◆ Data listing:
· · · · ·

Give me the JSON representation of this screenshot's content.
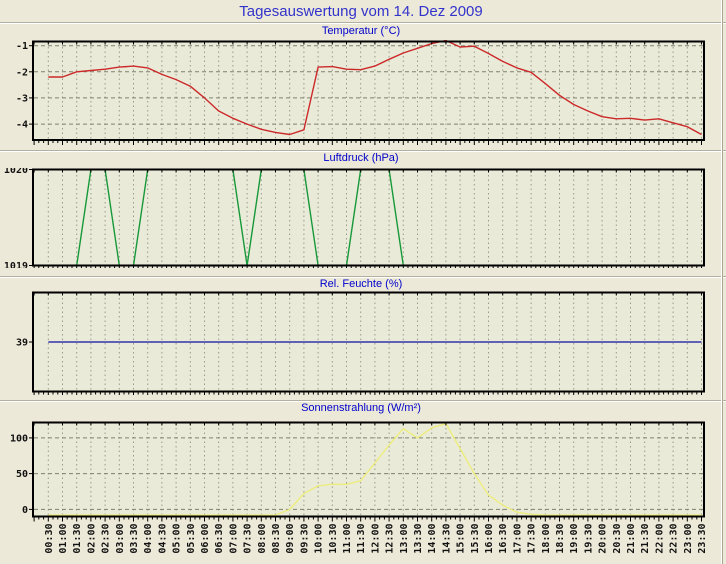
{
  "page_title": "Tagesauswertung vom 14. Dez 2009",
  "colors": {
    "page_bg": "#ece9d8",
    "plot_bg": "#eaead9",
    "plot_border": "#000000",
    "grid_vertical": "#9a9a8c",
    "grid_horizontal": "#80806e",
    "main_title": "#3333cc",
    "chart_title": "#0000cc",
    "axis_text": "#111111",
    "temperature_line": "#cc2929",
    "pressure_line": "#169939",
    "humidity_line": "#3333aa",
    "radiation_line": "#eded7d"
  },
  "time_labels": [
    "00:30",
    "01:00",
    "01:30",
    "02:00",
    "02:30",
    "03:00",
    "03:30",
    "04:00",
    "04:30",
    "05:00",
    "05:30",
    "06:00",
    "06:30",
    "07:00",
    "07:30",
    "08:00",
    "08:30",
    "09:00",
    "09:30",
    "10:00",
    "10:30",
    "11:00",
    "11:30",
    "12:00",
    "12:30",
    "13:00",
    "13:30",
    "14:00",
    "14:30",
    "15:00",
    "15:30",
    "16:00",
    "16:30",
    "17:00",
    "17:30",
    "18:00",
    "18:30",
    "19:00",
    "19:30",
    "20:00",
    "20:30",
    "21:00",
    "21:30",
    "22:00",
    "22:30",
    "23:00",
    "23:30"
  ],
  "chart_data": [
    {
      "type": "line",
      "id": "temperature",
      "title": "Temperatur (°C)",
      "ylabel": "°C",
      "color": "#cc2929",
      "ylim": [
        -4.61,
        -0.84
      ],
      "yticks": [
        {
          "value": -1,
          "label": "-1"
        },
        {
          "value": -2,
          "label": "-2"
        },
        {
          "value": -3,
          "label": "-3"
        },
        {
          "value": -4,
          "label": "-4"
        }
      ],
      "grid_y": [
        -1,
        -2,
        -3,
        -4
      ],
      "values": [
        -2.2,
        -2.2,
        -2.0,
        -1.95,
        -1.9,
        -1.82,
        -1.78,
        -1.85,
        -2.1,
        -2.3,
        -2.55,
        -3.0,
        -3.5,
        -3.78,
        -4.0,
        -4.2,
        -4.32,
        -4.4,
        -4.22,
        -1.82,
        -1.8,
        -1.9,
        -1.92,
        -1.78,
        -1.52,
        -1.28,
        -1.1,
        -0.92,
        -0.8,
        -1.05,
        -1.02,
        -1.3,
        -1.6,
        -1.85,
        -2.02,
        -2.45,
        -2.9,
        -3.25,
        -3.5,
        -3.72,
        -3.8,
        -3.78,
        -3.85,
        -3.8,
        -3.95,
        -4.1,
        -4.4
      ]
    },
    {
      "type": "line",
      "id": "pressure",
      "title": "Luftdruck (hPa)",
      "ylabel": "hPa",
      "color": "#169939",
      "ylim": [
        1019,
        1020
      ],
      "yticks": [
        {
          "value": 1020,
          "label": "1020"
        },
        {
          "value": 1019,
          "label": "1019"
        }
      ],
      "grid_y": [],
      "values": [
        1019,
        1019,
        1019,
        1020,
        1020,
        1019,
        1019,
        1020,
        1020,
        1020,
        1020,
        1020,
        1020,
        1020,
        1019,
        1020,
        1020,
        1020,
        1020,
        1019,
        1019,
        1019,
        1020,
        1020,
        1020,
        1019,
        1019,
        1019,
        1019,
        1019,
        1019,
        1019,
        1019,
        1019,
        1019,
        1019,
        1019,
        1019,
        1019,
        1019,
        1019,
        1019,
        1019,
        1019,
        1019,
        1019,
        1019
      ]
    },
    {
      "type": "line",
      "id": "humidity",
      "title": "Rel. Feuchte (%)",
      "ylabel": "%",
      "color": "#3333aa",
      "ylim": [
        0,
        78
      ],
      "yticks": [
        {
          "value": 39,
          "label": "39"
        }
      ],
      "grid_y": [],
      "values": [
        39,
        39,
        39,
        39,
        39,
        39,
        39,
        39,
        39,
        39,
        39,
        39,
        39,
        39,
        39,
        39,
        39,
        39,
        39,
        39,
        39,
        39,
        39,
        39,
        39,
        39,
        39,
        39,
        39,
        39,
        39,
        39,
        39,
        39,
        39,
        39,
        39,
        39,
        39,
        39,
        39,
        39,
        39,
        39,
        39,
        39,
        39
      ]
    },
    {
      "type": "line",
      "id": "radiation",
      "title": "Sonnenstrahlung (W/m²)",
      "ylabel": "W/m²",
      "color": "#eded7d",
      "ylim": [
        -10,
        121.5
      ],
      "yticks": [
        {
          "value": 100,
          "label": "100"
        },
        {
          "value": 50,
          "label": "50"
        },
        {
          "value": 0,
          "label": "0"
        }
      ],
      "grid_y": [
        100,
        50,
        0
      ],
      "values": [
        -8,
        -8,
        -8,
        -8,
        -8,
        -8,
        -8,
        -8,
        -8,
        -8,
        -8,
        -8,
        -8,
        -8,
        -8,
        -8,
        -8,
        0,
        22,
        33,
        35,
        35,
        40,
        65,
        90,
        113,
        100,
        114,
        120,
        85,
        50,
        20,
        6,
        -4,
        -7,
        -8,
        -8,
        -8,
        -8,
        -8,
        -8,
        -8,
        -8,
        -8,
        -8,
        -8,
        -8
      ]
    }
  ]
}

· · · · ·

Every record above must be given again exactly; drop the pictures.

◆ Task response:
Give me the JSON representation of this screenshot's content.
{
  "page_title": "Tagesauswertung vom 14. Dez 2009",
  "colors": {
    "page_bg": "#ece9d8",
    "plot_bg": "#eaead9",
    "plot_border": "#000000",
    "grid_vertical": "#9a9a8c",
    "grid_horizontal": "#80806e",
    "main_title": "#3333cc",
    "chart_title": "#0000cc",
    "axis_text": "#111111",
    "temperature_line": "#cc2929",
    "pressure_line": "#169939",
    "humidity_line": "#3333aa",
    "radiation_line": "#eded7d"
  },
  "time_labels": [
    "00:30",
    "01:00",
    "01:30",
    "02:00",
    "02:30",
    "03:00",
    "03:30",
    "04:00",
    "04:30",
    "05:00",
    "05:30",
    "06:00",
    "06:30",
    "07:00",
    "07:30",
    "08:00",
    "08:30",
    "09:00",
    "09:30",
    "10:00",
    "10:30",
    "11:00",
    "11:30",
    "12:00",
    "12:30",
    "13:00",
    "13:30",
    "14:00",
    "14:30",
    "15:00",
    "15:30",
    "16:00",
    "16:30",
    "17:00",
    "17:30",
    "18:00",
    "18:30",
    "19:00",
    "19:30",
    "20:00",
    "20:30",
    "21:00",
    "21:30",
    "22:00",
    "22:30",
    "23:00",
    "23:30"
  ],
  "chart_data": [
    {
      "type": "line",
      "id": "temperature",
      "title": "Temperatur (°C)",
      "ylabel": "°C",
      "color": "#cc2929",
      "ylim": [
        -4.61,
        -0.84
      ],
      "yticks": [
        {
          "value": -1,
          "label": "-1"
        },
        {
          "value": -2,
          "label": "-2"
        },
        {
          "value": -3,
          "label": "-3"
        },
        {
          "value": -4,
          "label": "-4"
        }
      ],
      "grid_y": [
        -1,
        -2,
        -3,
        -4
      ],
      "values": [
        -2.2,
        -2.2,
        -2.0,
        -1.95,
        -1.9,
        -1.82,
        -1.78,
        -1.85,
        -2.1,
        -2.3,
        -2.55,
        -3.0,
        -3.5,
        -3.78,
        -4.0,
        -4.2,
        -4.32,
        -4.4,
        -4.22,
        -1.82,
        -1.8,
        -1.9,
        -1.92,
        -1.78,
        -1.52,
        -1.28,
        -1.1,
        -0.92,
        -0.8,
        -1.05,
        -1.02,
        -1.3,
        -1.6,
        -1.85,
        -2.02,
        -2.45,
        -2.9,
        -3.25,
        -3.5,
        -3.72,
        -3.8,
        -3.78,
        -3.85,
        -3.8,
        -3.95,
        -4.1,
        -4.4
      ]
    },
    {
      "type": "line",
      "id": "pressure",
      "title": "Luftdruck (hPa)",
      "ylabel": "hPa",
      "color": "#169939",
      "ylim": [
        1019,
        1020
      ],
      "yticks": [
        {
          "value": 1020,
          "label": "1020"
        },
        {
          "value": 1019,
          "label": "1019"
        }
      ],
      "grid_y": [],
      "values": [
        1019,
        1019,
        1019,
        1020,
        1020,
        1019,
        1019,
        1020,
        1020,
        1020,
        1020,
        1020,
        1020,
        1020,
        1019,
        1020,
        1020,
        1020,
        1020,
        1019,
        1019,
        1019,
        1020,
        1020,
        1020,
        1019,
        1019,
        1019,
        1019,
        1019,
        1019,
        1019,
        1019,
        1019,
        1019,
        1019,
        1019,
        1019,
        1019,
        1019,
        1019,
        1019,
        1019,
        1019,
        1019,
        1019,
        1019
      ]
    },
    {
      "type": "line",
      "id": "humidity",
      "title": "Rel. Feuchte (%)",
      "ylabel": "%",
      "color": "#3333aa",
      "ylim": [
        0,
        78
      ],
      "yticks": [
        {
          "value": 39,
          "label": "39"
        }
      ],
      "grid_y": [],
      "values": [
        39,
        39,
        39,
        39,
        39,
        39,
        39,
        39,
        39,
        39,
        39,
        39,
        39,
        39,
        39,
        39,
        39,
        39,
        39,
        39,
        39,
        39,
        39,
        39,
        39,
        39,
        39,
        39,
        39,
        39,
        39,
        39,
        39,
        39,
        39,
        39,
        39,
        39,
        39,
        39,
        39,
        39,
        39,
        39,
        39,
        39,
        39
      ]
    },
    {
      "type": "line",
      "id": "radiation",
      "title": "Sonnenstrahlung (W/m²)",
      "ylabel": "W/m²",
      "color": "#eded7d",
      "ylim": [
        -10,
        121.5
      ],
      "yticks": [
        {
          "value": 100,
          "label": "100"
        },
        {
          "value": 50,
          "label": "50"
        },
        {
          "value": 0,
          "label": "0"
        }
      ],
      "grid_y": [
        100,
        50,
        0
      ],
      "values": [
        -8,
        -8,
        -8,
        -8,
        -8,
        -8,
        -8,
        -8,
        -8,
        -8,
        -8,
        -8,
        -8,
        -8,
        -8,
        -8,
        -8,
        0,
        22,
        33,
        35,
        35,
        40,
        65,
        90,
        113,
        100,
        114,
        120,
        85,
        50,
        20,
        6,
        -4,
        -7,
        -8,
        -8,
        -8,
        -8,
        -8,
        -8,
        -8,
        -8,
        -8,
        -8,
        -8,
        -8
      ]
    }
  ]
}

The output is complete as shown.